-- Begin Input records --

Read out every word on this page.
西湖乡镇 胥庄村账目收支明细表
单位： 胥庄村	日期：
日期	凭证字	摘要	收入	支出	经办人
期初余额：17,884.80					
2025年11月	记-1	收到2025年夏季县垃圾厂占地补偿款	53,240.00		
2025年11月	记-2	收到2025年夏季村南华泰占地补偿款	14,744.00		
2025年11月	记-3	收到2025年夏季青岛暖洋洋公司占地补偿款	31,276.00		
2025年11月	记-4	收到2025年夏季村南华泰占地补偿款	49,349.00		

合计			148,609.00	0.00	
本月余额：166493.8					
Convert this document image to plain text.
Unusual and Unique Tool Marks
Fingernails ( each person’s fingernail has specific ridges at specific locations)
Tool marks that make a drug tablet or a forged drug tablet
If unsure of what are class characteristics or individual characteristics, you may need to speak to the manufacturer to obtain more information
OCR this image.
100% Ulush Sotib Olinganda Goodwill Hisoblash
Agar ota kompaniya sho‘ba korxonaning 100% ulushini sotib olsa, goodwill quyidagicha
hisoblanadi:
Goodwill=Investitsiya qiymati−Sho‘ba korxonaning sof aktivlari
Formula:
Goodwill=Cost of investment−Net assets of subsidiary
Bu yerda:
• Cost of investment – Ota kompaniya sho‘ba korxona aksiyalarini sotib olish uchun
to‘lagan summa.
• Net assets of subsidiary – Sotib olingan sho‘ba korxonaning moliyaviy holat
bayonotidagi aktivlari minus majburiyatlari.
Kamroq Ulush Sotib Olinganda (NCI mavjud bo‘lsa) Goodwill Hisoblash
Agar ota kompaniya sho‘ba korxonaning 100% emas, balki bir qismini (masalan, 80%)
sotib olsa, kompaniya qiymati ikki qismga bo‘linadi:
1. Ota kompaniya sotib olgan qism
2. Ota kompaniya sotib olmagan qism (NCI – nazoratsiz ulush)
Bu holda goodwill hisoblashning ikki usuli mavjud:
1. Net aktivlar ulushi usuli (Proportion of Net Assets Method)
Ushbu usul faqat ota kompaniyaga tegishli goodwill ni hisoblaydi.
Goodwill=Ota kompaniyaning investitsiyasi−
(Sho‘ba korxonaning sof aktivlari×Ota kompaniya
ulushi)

-- End Input records --

What is being asked:
Pull out each record as written and restate it exactly.

Expected answer:
Read out every word on this page.
西湖乡镇 胥庄村账目收支明细表
单位： 胥庄村	日期：
日期	凭证字	摘要	收入	支出	经办人
期初余额：17,884.80					
2025年11月	记-1	收到2025年夏季县垃圾厂占地补偿款	53,240.00		
2025年11月	记-2	收到2025年夏季村南华泰占地补偿款	14,744.00		
2025年11月	记-3	收到2025年夏季青岛暖洋洋公司占地补偿款	31,276.00		
2025年11月	记-4	收到2025年夏季村南华泰占地补偿款	49,349.00		

合计			148,609.00	0.00	
本月余额：166493.8					
Convert this document image to plain text.
Unusual and Unique Tool Marks
Fingernails ( each person’s fingernail has specific ridges at specific locations)
Tool marks that make a drug tablet or a forged drug tablet
If unsure of what are class characteristics or individual characteristics, you may need to speak to the manufacturer to obtain more information
OCR this image.
100% Ulush Sotib Olinganda Goodwill Hisoblash
Agar ota kompaniya sho‘ba korxonaning 100% ulushini sotib olsa, goodwill quyidagicha
hisoblanadi:
Goodwill=Investitsiya qiymati−Sho‘ba korxonaning sof aktivlari
Formula:
Goodwill=Cost of investment−Net assets of subsidiary
Bu yerda:
• Cost of investment – Ota kompaniya sho‘ba korxona aksiyalarini sotib olish uchun
to‘lagan summa.
• Net assets of subsidiary – Sotib olingan sho‘ba korxonaning moliyaviy holat
bayonotidagi aktivlari minus majburiyatlari.
Kamroq Ulush Sotib Olinganda (NCI mavjud bo‘lsa) Goodwill Hisoblash
Agar ota kompaniya sho‘ba korxonaning 100% emas, balki bir qismini (masalan, 80%)
sotib olsa, kompaniya qiymati ikki qismga bo‘linadi:
1. Ota kompaniya sotib olgan qism
2. Ota kompaniya sotib olmagan qism (NCI – nazoratsiz ulush)
Bu holda goodwill hisoblashning ikki usuli mavjud:
1. Net aktivlar ulushi usuli (Proportion of Net Assets Method)
Ushbu usul faqat ota kompaniyaga tegishli goodwill ni hisoblaydi.
Goodwill=Ota kompaniyaning investitsiyasi−
(Sho‘ba korxonaning sof aktivlari×Ota kompaniya
ulushi)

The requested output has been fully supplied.